To be done:
Repeat each record below exactly, dropping the pictures.

A block of data
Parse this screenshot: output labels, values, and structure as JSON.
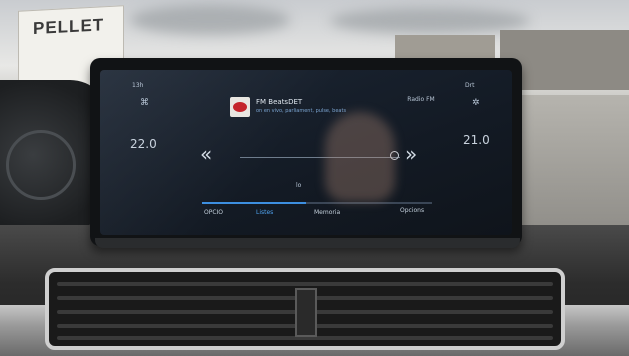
{
  "billboard": {
    "brand_text": "PELLET"
  },
  "screen": {
    "left_top_label": "13h",
    "right_top_label": "Drt",
    "left_temp": "22.0",
    "right_temp": "21.0",
    "source_label": "Radio FM",
    "station_name": "FM BeatsDET",
    "rds_text": "on en vivo, parliament, pulse, beats",
    "rewind_icon": "«",
    "forward_icon": "»",
    "fan_label": "lo",
    "progress_percent": 45,
    "tabs": [
      {
        "label": "OPCIO"
      },
      {
        "label": "Listes"
      },
      {
        "label": "Memoria"
      },
      {
        "label": "Opcions"
      }
    ],
    "active_tab_index": 1,
    "colors": {
      "accent": "#3d8fe0",
      "logo_red": "#c4242b"
    }
  }
}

Full output:
Parse this screenshot: output labels, values, and structure as JSON.
{
  "billboard": {
    "brand_text": "PELLET"
  },
  "screen": {
    "left_top_label": "13h",
    "right_top_label": "Drt",
    "left_temp": "22.0",
    "right_temp": "21.0",
    "source_label": "Radio FM",
    "station_name": "FM BeatsDET",
    "rds_text": "on en vivo, parliament, pulse, beats",
    "rewind_icon": "«",
    "forward_icon": "»",
    "fan_label": "lo",
    "progress_percent": 45,
    "tabs": [
      {
        "label": "OPCIO"
      },
      {
        "label": "Listes"
      },
      {
        "label": "Memoria"
      },
      {
        "label": "Opcions"
      }
    ],
    "active_tab_index": 1,
    "colors": {
      "accent": "#3d8fe0",
      "logo_red": "#c4242b"
    }
  }
}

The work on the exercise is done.